**Text for analysis:**
The measurements were performed on initial sample of MOX and on following samples: stored at 0 % RH (silica gel/20 °C), 40 % RH (saturated solution of Na2Cr2O7.2H2O/20 °C), 90 % RH (saturated solution of Na2C2O4/20 °C) and 75 % RH (saturated solution of NaCl/40 °C).

Thermogravimetry (TG)

A TG curve was obtained employing a SII Nanotechnology IncTM. (Tokyo, Japan) model EXSTAR TG/DTA7300TM thermo-balance in the temperature range of 30 to 600 °C, using opened aluminum crucibles and weighing approximately 4 mg of sample, under a dynamic dry N2 atmosphere (50 ml/min) and at a heating rate of 10 °C/min. The TG instrument was first calibrated using indium (156.6±0.3 °C and heat of fusion of 28.58±0.3 J/g) and standard weights under the same conditions as the samples.

Differential scanning calorimetry (DSC)

DSC experiments were conducted using a high-sensitivity DSC calorimeter (model EXSTAR DSC7020TM, SII Nanotechnology Inc. TM, Tokyo, Japan). Samples (approximately 4 mg) were encapsulated in hermetically sealed aluminum pans. All experiments were performed under a nitrogen purge gas of 50 ml/min and at a heating rate of 10 °C/min, in a temperature range from 30 to 300 °C. An Indium standard with purity more than 99.99 % was used for calibrating the temperature.

**Tasks to complete:**
- 1) Recast the paragraph of the thermal analysis methods text that begins "DSC experiments were conducted" as a bulleted list that keeps its main facts.
- 2) Write a continuation of the thermal analysis methods text for the MOX samples, starting after its final sentence.
The entries placed after this text were taken from a different source.

**Items stored in a collection:**

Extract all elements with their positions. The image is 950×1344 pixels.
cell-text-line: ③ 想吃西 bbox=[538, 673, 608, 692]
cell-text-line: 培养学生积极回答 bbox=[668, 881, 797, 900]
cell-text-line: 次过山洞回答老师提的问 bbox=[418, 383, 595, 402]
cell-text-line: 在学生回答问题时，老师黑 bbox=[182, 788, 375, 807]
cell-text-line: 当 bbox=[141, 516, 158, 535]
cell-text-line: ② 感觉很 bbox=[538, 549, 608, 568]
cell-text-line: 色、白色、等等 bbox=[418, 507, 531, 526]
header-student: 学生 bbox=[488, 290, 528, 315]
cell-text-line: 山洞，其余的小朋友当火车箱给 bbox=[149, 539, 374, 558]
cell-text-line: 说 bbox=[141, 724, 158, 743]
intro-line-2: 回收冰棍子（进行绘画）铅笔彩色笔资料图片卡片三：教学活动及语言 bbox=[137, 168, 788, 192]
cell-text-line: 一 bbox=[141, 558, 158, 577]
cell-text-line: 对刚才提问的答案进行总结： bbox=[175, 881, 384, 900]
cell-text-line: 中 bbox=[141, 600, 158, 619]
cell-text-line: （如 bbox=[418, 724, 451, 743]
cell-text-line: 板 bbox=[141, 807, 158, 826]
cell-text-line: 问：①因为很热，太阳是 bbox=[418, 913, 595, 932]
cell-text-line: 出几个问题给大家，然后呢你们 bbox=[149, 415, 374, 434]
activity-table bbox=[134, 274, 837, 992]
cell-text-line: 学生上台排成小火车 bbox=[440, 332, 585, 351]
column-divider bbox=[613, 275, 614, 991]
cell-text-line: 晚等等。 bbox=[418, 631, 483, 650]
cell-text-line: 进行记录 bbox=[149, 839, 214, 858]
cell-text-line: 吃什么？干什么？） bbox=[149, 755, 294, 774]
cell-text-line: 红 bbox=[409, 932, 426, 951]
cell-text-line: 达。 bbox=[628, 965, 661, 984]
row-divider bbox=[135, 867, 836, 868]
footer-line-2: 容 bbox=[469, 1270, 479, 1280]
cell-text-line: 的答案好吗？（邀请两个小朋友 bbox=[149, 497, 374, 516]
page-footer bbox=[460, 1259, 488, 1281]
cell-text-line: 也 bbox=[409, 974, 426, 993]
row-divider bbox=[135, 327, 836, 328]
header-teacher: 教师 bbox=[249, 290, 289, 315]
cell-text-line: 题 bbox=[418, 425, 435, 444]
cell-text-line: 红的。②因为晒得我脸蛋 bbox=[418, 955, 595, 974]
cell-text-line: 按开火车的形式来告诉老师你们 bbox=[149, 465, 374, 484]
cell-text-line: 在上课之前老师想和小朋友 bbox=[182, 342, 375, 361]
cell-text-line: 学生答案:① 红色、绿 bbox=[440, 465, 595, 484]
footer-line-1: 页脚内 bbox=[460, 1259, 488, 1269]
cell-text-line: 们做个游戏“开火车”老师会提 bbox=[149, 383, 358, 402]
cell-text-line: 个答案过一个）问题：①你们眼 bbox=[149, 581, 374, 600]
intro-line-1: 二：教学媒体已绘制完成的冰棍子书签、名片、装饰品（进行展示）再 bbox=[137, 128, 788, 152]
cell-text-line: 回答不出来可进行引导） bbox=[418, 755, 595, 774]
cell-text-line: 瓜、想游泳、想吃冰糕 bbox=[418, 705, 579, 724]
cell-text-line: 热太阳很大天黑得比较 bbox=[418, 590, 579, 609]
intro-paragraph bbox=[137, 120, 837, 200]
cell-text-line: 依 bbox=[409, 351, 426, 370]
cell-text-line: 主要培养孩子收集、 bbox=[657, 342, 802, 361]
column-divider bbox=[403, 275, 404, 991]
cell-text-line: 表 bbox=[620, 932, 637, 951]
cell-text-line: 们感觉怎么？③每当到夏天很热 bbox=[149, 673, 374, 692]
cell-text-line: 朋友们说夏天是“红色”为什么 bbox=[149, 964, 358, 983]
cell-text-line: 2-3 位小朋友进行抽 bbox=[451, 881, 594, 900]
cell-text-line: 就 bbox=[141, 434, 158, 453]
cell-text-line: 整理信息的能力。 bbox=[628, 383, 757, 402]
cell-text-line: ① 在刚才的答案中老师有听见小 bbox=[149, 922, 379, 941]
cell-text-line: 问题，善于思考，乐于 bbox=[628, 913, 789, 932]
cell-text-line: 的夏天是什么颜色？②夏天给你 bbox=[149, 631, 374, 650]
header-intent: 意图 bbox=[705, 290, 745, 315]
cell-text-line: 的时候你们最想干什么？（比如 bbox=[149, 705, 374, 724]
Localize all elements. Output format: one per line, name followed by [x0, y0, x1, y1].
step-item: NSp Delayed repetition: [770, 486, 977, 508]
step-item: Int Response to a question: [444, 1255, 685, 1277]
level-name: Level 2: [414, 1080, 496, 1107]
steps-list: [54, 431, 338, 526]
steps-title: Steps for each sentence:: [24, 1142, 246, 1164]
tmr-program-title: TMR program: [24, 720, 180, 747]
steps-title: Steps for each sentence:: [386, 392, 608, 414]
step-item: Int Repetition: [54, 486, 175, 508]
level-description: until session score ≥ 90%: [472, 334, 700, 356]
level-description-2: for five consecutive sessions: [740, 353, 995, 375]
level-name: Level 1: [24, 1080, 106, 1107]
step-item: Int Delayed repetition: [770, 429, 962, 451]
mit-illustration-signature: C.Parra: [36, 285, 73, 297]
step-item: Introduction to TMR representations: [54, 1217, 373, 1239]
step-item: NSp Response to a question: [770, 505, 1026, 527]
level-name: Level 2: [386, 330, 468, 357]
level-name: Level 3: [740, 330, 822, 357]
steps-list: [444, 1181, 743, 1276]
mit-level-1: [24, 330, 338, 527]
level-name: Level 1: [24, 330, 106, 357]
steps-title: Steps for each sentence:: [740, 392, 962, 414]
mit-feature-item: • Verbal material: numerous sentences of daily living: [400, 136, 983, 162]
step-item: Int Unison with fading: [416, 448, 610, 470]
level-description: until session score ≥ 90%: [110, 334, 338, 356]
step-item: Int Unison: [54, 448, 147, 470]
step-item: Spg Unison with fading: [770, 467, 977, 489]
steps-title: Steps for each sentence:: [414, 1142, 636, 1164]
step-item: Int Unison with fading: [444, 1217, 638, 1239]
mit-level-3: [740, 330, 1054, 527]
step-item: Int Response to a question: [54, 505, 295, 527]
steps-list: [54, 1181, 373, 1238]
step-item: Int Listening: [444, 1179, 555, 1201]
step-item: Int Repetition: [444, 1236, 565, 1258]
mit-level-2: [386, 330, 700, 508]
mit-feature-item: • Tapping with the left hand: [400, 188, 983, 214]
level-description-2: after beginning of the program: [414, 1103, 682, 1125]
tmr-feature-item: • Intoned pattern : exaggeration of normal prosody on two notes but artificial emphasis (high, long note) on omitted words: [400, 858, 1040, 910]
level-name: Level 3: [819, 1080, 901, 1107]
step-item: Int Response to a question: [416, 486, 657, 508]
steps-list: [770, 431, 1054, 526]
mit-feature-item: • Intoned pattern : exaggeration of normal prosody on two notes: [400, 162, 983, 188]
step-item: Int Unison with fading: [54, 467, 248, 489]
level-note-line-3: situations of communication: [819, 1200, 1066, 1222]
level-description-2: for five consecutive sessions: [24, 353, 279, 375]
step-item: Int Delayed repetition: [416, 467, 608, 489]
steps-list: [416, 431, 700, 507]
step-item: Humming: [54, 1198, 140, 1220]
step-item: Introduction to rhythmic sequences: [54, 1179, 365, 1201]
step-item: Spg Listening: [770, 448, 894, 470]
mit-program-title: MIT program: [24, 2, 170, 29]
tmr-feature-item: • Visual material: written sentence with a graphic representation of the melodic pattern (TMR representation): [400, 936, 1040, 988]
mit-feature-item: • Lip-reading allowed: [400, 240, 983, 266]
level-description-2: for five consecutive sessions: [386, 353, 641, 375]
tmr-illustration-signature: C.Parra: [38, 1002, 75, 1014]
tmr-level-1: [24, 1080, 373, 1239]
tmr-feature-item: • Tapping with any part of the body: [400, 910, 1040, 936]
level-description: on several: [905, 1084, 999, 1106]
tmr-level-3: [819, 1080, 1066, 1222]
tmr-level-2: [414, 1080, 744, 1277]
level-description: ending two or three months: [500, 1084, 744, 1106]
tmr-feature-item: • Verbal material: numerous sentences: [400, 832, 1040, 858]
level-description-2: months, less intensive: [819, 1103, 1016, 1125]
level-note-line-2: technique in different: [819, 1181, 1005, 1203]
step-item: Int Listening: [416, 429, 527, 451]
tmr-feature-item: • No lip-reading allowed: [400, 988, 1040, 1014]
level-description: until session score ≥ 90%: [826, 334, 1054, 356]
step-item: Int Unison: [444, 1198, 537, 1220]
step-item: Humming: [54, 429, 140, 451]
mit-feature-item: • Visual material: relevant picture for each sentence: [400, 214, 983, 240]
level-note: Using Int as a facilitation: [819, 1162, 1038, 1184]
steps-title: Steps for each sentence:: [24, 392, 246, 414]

**Expected responses:**
- 1)
- Instrument: high-sensitivity DSC calorimeter, model EXSTAR DSC7020, SII Nanotechnology Inc., Tokyo, Japan
- Samples: approximately 4 mg each, encapsulated in hermetically sealed aluminum pans
- Purge gas: nitrogen at 50 ml/min
- Heating rate: 10 °C/min
- Temperature range: 30 to 300 °C
- Temperature calibration: indium standard with purity above 99.99 %

- 2)
PXRD analysis

Diffractograms were obtained in a Powder X-ray diffractometer (model Ultima IVTM, RigakuTM, Japan), using a CuKα tube (1.5418 Å), the voltage of 40 kV and current of 30 mA, in the range of 5 to 55 ( °2θ).

IR analysis

IR spectra were recorded on a Fourier Transform (FT) IR Spectrophotometer ShimadzuTM (Tokyo, Japan), model IR Affinity-1TM, equipped with MIRacleTM attenuated total reflectance (ATR) (Pike Technologies, USA). After recording a background spectrum, the samples were placed on the zinc selenide (ZnSe) crystal. In each sample, 32 scans were recorded with resolution of 2 cm-1.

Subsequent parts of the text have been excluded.